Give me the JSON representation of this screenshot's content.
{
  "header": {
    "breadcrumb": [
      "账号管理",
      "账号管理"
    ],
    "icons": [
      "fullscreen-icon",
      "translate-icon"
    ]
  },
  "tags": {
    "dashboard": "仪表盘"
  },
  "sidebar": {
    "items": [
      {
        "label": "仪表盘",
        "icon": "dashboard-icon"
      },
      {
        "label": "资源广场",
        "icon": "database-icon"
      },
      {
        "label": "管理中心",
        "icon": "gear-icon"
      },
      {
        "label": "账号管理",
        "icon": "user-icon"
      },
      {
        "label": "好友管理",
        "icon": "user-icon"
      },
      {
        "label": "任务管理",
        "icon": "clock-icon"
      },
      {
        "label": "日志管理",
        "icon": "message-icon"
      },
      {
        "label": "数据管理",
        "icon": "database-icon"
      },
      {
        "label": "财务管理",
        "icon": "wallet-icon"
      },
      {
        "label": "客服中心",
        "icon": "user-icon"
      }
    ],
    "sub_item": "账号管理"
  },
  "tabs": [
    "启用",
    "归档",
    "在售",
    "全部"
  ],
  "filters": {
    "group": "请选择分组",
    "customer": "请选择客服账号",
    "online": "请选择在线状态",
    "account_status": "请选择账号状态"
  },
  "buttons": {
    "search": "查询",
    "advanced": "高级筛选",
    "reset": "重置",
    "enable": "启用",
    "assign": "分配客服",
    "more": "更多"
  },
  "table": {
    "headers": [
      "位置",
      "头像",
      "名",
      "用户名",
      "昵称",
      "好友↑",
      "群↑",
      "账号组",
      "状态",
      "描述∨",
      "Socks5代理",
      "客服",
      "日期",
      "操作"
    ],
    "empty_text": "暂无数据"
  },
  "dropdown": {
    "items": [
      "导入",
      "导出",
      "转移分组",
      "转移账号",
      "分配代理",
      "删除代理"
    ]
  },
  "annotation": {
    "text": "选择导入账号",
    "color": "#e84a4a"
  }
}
---+---
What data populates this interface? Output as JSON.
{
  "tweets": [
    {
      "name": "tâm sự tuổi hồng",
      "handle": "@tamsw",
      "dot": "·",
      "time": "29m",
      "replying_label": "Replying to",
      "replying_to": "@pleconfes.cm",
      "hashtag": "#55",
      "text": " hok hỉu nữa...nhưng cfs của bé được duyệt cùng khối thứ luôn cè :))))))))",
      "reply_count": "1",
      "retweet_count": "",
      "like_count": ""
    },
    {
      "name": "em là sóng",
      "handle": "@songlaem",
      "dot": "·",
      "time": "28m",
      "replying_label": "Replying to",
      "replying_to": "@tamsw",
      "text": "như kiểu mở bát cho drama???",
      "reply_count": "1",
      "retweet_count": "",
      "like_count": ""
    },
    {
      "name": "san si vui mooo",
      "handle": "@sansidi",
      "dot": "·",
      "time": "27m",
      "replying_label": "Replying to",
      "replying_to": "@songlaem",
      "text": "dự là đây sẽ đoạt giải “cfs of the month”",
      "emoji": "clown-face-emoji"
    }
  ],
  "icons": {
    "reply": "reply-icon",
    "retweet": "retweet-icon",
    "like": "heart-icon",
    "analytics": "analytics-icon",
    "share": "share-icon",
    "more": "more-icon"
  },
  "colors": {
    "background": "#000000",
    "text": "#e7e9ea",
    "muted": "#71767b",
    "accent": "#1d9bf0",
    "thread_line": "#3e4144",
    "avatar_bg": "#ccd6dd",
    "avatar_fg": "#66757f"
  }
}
---+---
TASK BRIEF: Which lines contain the word "JSON"? Return each of them.

EXERCISE RESULT:
Give me the JSON representation of this screenshot's content.
What data populates this interface? Output as JSON.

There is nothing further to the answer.